SHORT EXERCISE
Repeat exactly, and only, the lines from the one holding "Reverse-engineer this chart into JSON." through the last line of the records below.

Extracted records
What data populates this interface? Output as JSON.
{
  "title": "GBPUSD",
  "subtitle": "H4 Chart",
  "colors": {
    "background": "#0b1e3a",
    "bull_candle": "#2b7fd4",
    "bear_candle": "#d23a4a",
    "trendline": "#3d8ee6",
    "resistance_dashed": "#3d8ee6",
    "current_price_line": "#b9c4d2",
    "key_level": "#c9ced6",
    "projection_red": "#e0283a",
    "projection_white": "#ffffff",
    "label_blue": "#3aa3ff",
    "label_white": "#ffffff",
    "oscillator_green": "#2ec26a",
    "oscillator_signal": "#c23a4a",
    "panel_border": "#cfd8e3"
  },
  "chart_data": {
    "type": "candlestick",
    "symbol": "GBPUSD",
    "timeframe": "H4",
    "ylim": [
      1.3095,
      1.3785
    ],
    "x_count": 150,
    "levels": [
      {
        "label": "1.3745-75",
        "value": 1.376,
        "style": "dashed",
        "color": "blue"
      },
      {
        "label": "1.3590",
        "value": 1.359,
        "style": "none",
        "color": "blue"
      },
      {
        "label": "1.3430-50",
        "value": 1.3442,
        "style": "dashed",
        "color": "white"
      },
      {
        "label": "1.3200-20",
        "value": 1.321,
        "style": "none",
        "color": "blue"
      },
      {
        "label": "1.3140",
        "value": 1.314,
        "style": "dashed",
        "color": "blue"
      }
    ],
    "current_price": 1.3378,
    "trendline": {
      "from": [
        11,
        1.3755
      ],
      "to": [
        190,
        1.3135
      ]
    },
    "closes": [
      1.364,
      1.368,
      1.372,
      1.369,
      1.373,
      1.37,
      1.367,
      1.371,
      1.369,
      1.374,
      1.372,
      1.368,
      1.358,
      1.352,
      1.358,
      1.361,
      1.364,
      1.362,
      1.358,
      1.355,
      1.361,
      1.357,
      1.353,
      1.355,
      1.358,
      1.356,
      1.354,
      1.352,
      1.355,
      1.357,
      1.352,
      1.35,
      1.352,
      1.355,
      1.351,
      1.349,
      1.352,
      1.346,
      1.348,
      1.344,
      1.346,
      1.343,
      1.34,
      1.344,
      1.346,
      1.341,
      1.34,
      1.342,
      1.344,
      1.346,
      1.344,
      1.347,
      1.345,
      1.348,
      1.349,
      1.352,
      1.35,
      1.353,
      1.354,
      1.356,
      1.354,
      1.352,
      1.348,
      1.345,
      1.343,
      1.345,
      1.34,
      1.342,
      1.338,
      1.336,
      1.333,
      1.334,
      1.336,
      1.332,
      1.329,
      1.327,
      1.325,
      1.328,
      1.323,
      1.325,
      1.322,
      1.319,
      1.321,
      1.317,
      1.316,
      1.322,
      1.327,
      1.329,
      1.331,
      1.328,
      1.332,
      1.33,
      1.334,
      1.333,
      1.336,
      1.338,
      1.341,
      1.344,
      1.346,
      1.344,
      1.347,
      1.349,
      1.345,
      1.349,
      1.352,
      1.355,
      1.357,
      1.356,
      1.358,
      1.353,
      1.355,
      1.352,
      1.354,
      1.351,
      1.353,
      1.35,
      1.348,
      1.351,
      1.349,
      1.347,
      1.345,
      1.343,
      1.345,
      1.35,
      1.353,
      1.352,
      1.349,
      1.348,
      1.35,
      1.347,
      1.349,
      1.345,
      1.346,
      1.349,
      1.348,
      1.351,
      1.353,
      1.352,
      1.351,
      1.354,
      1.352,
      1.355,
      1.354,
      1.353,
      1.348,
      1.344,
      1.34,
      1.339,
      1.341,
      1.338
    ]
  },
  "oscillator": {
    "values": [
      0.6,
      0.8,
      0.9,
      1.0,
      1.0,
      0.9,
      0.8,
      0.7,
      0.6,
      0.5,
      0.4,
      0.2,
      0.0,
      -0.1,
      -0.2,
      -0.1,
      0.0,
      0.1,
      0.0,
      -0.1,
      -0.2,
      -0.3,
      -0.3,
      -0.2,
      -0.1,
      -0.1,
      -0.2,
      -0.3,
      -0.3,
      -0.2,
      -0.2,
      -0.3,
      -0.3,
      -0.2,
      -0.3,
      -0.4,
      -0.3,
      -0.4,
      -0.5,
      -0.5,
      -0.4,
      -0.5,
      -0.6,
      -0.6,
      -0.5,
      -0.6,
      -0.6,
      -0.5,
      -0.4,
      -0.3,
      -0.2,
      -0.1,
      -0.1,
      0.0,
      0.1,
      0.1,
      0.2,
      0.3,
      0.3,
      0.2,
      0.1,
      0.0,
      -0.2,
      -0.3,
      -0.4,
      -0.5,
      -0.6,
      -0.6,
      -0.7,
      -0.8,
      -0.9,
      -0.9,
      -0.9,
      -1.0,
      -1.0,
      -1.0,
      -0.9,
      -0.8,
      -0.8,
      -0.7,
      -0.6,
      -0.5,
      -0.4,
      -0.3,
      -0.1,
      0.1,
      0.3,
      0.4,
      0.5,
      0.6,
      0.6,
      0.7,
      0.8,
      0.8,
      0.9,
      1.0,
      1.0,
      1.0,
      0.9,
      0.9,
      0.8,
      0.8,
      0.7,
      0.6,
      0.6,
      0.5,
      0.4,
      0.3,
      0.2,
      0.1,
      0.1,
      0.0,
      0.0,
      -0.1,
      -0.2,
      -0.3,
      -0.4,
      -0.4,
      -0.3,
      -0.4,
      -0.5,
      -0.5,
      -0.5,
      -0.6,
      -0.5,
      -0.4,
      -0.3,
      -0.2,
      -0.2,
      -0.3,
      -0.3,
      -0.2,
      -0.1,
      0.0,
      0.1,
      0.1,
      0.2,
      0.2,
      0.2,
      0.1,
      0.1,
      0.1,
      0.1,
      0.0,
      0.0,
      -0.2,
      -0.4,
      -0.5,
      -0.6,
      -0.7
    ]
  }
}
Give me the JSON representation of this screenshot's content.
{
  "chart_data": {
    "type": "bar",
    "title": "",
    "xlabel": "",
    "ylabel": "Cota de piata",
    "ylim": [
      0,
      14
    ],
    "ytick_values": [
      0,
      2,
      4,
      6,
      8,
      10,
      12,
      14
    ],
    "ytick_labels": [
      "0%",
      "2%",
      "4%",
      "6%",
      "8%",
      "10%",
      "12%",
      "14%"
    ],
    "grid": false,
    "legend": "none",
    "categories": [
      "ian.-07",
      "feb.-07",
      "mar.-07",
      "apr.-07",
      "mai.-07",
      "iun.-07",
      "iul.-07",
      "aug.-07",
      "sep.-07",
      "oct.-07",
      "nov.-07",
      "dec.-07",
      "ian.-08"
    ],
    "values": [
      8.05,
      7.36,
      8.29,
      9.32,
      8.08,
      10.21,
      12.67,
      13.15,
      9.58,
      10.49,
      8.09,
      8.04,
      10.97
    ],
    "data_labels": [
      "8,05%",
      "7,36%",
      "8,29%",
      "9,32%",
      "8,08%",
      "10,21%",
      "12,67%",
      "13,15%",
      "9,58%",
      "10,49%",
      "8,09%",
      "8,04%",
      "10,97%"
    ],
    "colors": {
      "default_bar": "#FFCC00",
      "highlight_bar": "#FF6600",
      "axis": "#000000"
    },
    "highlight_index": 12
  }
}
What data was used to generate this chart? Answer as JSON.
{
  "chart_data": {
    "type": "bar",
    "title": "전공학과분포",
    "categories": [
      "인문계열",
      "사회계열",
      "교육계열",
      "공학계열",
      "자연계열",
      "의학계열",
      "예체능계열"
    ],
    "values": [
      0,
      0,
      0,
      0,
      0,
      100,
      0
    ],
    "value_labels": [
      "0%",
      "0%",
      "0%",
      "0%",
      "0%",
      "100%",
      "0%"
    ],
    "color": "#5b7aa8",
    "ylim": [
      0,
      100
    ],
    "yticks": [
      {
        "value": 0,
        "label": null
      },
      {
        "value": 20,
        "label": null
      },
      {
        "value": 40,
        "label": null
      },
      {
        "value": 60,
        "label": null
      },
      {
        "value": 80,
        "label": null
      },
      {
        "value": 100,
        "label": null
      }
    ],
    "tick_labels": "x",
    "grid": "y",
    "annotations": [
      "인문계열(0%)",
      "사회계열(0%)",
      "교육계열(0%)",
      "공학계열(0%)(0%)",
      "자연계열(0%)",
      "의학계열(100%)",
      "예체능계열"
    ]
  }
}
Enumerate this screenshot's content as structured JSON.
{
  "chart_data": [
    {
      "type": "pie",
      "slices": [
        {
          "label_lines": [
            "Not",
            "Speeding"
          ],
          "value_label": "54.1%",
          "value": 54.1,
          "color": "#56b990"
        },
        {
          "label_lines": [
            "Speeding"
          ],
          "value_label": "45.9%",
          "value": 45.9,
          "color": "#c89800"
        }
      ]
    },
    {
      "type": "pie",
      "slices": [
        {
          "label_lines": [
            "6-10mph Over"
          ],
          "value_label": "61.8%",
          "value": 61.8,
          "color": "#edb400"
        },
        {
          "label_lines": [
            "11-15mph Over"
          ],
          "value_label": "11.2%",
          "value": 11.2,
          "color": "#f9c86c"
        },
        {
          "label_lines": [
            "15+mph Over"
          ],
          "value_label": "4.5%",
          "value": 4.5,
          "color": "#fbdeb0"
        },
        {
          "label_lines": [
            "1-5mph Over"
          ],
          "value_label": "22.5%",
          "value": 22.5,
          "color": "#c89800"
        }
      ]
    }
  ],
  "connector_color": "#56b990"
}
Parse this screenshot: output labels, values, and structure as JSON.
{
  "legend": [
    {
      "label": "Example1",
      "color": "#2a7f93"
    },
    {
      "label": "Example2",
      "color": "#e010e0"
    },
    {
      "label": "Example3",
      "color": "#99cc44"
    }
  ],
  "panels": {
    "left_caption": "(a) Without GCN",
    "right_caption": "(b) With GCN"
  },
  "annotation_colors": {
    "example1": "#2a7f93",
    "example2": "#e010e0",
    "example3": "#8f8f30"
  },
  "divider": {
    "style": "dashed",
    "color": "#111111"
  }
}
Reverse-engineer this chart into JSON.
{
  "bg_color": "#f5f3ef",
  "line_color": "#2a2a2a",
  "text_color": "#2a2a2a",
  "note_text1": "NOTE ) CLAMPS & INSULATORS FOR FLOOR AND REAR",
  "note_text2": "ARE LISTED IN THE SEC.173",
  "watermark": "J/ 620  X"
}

CORRECT RESPONSE
Reverse-engineer this chart into JSON.
{
  "bg_color": "#f5f3ef",
  "line_color": "#2a2a2a",
  "text_color": "#2a2a2a",
  "note_text1": "NOTE ) CLAMPS & INSULATORS FOR FLOOR AND REAR",
  "note_text2": "ARE LISTED IN THE SEC.173",
  "watermark": "J/ 620  X"
}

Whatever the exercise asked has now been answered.